Data excerpts:
-- BEGIN --

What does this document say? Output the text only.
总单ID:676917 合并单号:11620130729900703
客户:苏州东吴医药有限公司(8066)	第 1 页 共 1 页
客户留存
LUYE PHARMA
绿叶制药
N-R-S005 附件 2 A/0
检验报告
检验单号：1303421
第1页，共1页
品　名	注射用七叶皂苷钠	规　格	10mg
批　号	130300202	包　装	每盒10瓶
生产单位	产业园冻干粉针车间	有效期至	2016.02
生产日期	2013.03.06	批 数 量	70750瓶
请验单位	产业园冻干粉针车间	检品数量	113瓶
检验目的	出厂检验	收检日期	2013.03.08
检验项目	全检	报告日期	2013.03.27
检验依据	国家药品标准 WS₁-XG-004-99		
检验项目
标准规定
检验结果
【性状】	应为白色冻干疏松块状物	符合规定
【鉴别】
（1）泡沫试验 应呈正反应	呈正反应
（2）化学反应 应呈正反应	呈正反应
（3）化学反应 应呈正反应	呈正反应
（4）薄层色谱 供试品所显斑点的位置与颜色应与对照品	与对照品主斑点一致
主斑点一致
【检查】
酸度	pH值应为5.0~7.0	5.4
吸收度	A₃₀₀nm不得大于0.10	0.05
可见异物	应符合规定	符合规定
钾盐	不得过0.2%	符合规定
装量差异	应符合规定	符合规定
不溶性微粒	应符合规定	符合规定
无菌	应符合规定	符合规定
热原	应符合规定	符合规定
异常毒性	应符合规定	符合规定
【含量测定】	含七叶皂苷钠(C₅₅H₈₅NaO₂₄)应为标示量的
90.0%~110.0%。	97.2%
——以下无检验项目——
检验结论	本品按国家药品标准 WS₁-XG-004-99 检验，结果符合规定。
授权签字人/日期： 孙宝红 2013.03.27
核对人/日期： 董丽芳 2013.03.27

-- END --

Print the complete listing again, exactly as it stands.

**EXERCISE SOLUTION:**
What does this document say? Output the text only.
总单ID:676917 合并单号:11620130729900703
客户:苏州东吴医药有限公司(8066)	第 1 页 共 1 页
客户留存
LUYE PHARMA
绿叶制药
N-R-S005 附件 2 A/0
检验报告
检验单号：1303421
第1页，共1页
品　名	注射用七叶皂苷钠	规　格	10mg
批　号	130300202	包　装	每盒10瓶
生产单位	产业园冻干粉针车间	有效期至	2016.02
生产日期	2013.03.06	批 数 量	70750瓶
请验单位	产业园冻干粉针车间	检品数量	113瓶
检验目的	出厂检验	收检日期	2013.03.08
检验项目	全检	报告日期	2013.03.27
检验依据	国家药品标准 WS₁-XG-004-99		
检验项目
标准规定
检验结果
【性状】	应为白色冻干疏松块状物	符合规定
【鉴别】
（1）泡沫试验 应呈正反应	呈正反应
（2）化学反应 应呈正反应	呈正反应
（3）化学反应 应呈正反应	呈正反应
（4）薄层色谱 供试品所显斑点的位置与颜色应与对照品	与对照品主斑点一致
主斑点一致
【检查】
酸度	pH值应为5.0~7.0	5.4
吸收度	A₃₀₀nm不得大于0.10	0.05
可见异物	应符合规定	符合规定
钾盐	不得过0.2%	符合规定
装量差异	应符合规定	符合规定
不溶性微粒	应符合规定	符合规定
无菌	应符合规定	符合规定
热原	应符合规定	符合规定
异常毒性	应符合规定	符合规定
【含量测定】	含七叶皂苷钠(C₅₅H₈₅NaO₂₄)应为标示量的
90.0%~110.0%。	97.2%
——以下无检验项目——
检验结论	本品按国家药品标准 WS₁-XG-004-99 检验，结果符合规定。
授权签字人/日期： 孙宝红 2013.03.27
核对人/日期： 董丽芳 2013.03.27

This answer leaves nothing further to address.